Filter the listing below, copying every line in which the word "xlabel" appears.

-- Begin Dataset entries --

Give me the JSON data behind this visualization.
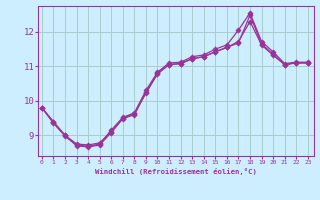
{
  "xlabel": "Windchill (Refroidissement éolien,°C)",
  "bg_color": "#cceeff",
  "grid_color": "#aacccc",
  "line_color": "#993399",
  "x_ticks": [
    0,
    1,
    2,
    3,
    4,
    5,
    6,
    7,
    8,
    9,
    10,
    11,
    12,
    13,
    14,
    15,
    16,
    17,
    18,
    19,
    20,
    21,
    22,
    23
  ],
  "y_ticks": [
    9,
    10,
    11,
    12
  ],
  "ylim": [
    8.4,
    12.75
  ],
  "xlim": [
    -0.3,
    23.5
  ],
  "line1_x": [
    0,
    1,
    2,
    3,
    4,
    5,
    6,
    7,
    8,
    9,
    10,
    11,
    12,
    13,
    14,
    15,
    16,
    17,
    18,
    19,
    20,
    21,
    22,
    23
  ],
  "line1_y": [
    9.8,
    9.4,
    9.0,
    8.75,
    8.72,
    8.78,
    9.1,
    9.5,
    9.62,
    10.22,
    10.78,
    11.05,
    11.08,
    11.22,
    11.28,
    11.42,
    11.55,
    11.72,
    12.3,
    11.62,
    11.32,
    11.05,
    11.1,
    11.1
  ],
  "line2_x": [
    0,
    1,
    2,
    3,
    4,
    5,
    6,
    7,
    8,
    9,
    10,
    11,
    12,
    13,
    14,
    15,
    16,
    17,
    18,
    19,
    20,
    21,
    22,
    23
  ],
  "line2_y": [
    9.8,
    9.38,
    9.0,
    8.72,
    8.68,
    8.75,
    9.15,
    9.52,
    9.65,
    10.3,
    10.83,
    11.1,
    11.12,
    11.28,
    11.33,
    11.5,
    11.62,
    12.05,
    12.55,
    11.72,
    11.42,
    11.08,
    11.12,
    11.12
  ],
  "line3_x": [
    0,
    1,
    2,
    3,
    4,
    5,
    6,
    7,
    8,
    9,
    10,
    11,
    12,
    13,
    14,
    15,
    16,
    17,
    18,
    19,
    20,
    21,
    22,
    23
  ],
  "line3_y": [
    9.8,
    9.35,
    8.98,
    8.7,
    8.66,
    8.72,
    9.08,
    9.48,
    9.6,
    10.25,
    10.8,
    11.05,
    11.08,
    11.22,
    11.28,
    11.42,
    11.55,
    11.68,
    12.48,
    11.65,
    11.35,
    11.05,
    11.1,
    11.1
  ]
}
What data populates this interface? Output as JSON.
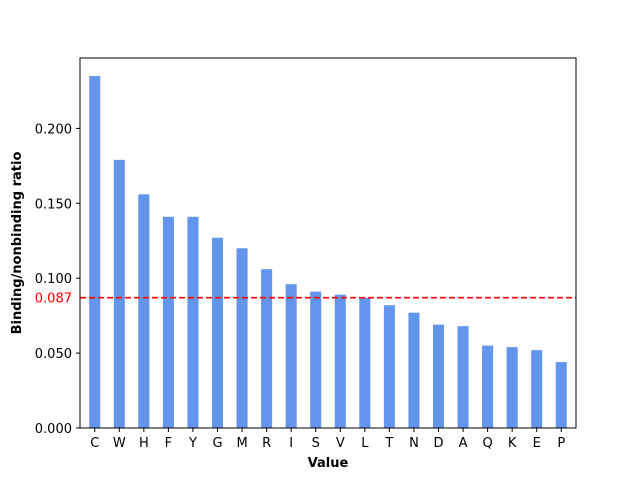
{
  "chart_data": {
    "type": "bar",
    "title": "",
    "xlabel": "Value",
    "ylabel": "Binding/nonbinding ratio",
    "categories": [
      "C",
      "W",
      "H",
      "F",
      "Y",
      "G",
      "M",
      "R",
      "I",
      "S",
      "V",
      "L",
      "T",
      "N",
      "D",
      "A",
      "Q",
      "K",
      "E",
      "P"
    ],
    "values": [
      0.235,
      0.179,
      0.156,
      0.141,
      0.141,
      0.127,
      0.12,
      0.106,
      0.096,
      0.091,
      0.089,
      0.087,
      0.082,
      0.077,
      0.069,
      0.068,
      0.055,
      0.054,
      0.052,
      0.044
    ],
    "ylim": [
      0,
      0.247
    ],
    "yticks": [
      0.0,
      0.05,
      0.1,
      0.15,
      0.2
    ],
    "ytick_labels": [
      "0.000",
      "0.050",
      "0.100",
      "0.150",
      "0.200"
    ],
    "bar_color": "#6495ed",
    "reference_line": {
      "value": 0.087,
      "label": "0.087",
      "color": "#ff0000",
      "style": "dashed"
    },
    "grid": false,
    "legend": "none"
  }
}
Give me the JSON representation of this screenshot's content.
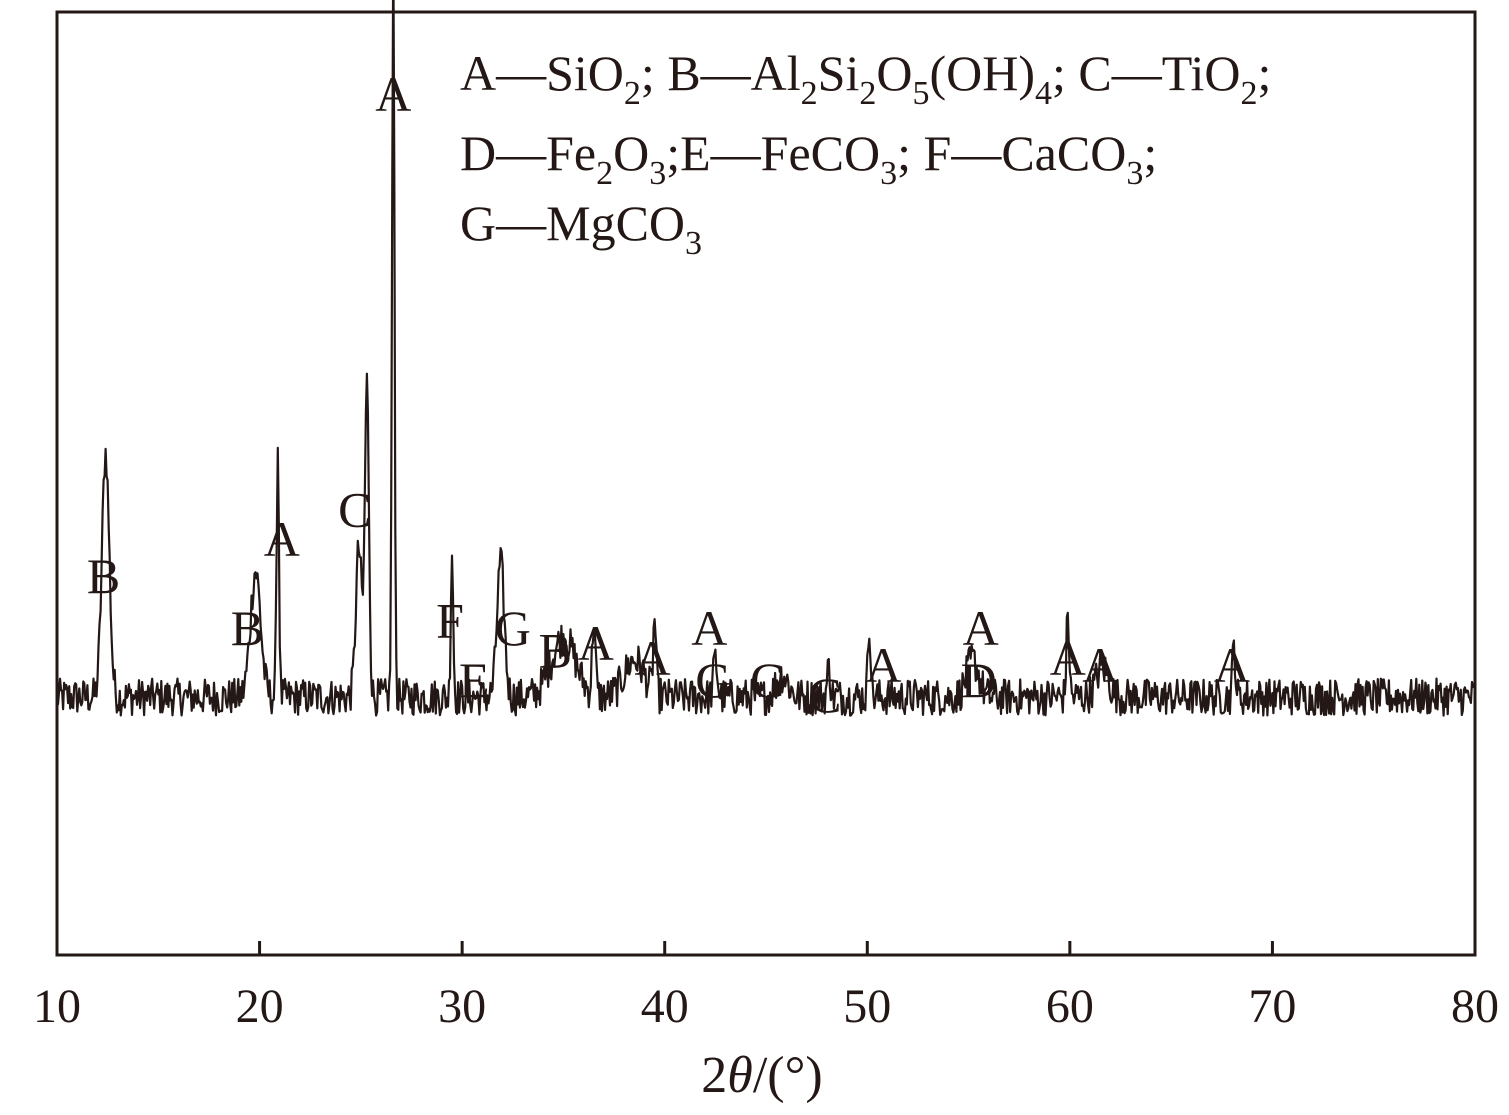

-- End Dataset entries --

Output of the exercise:
  "xlabel": "Windchill (Refroidissement éolien,°C)",
    "xlabel": "Value",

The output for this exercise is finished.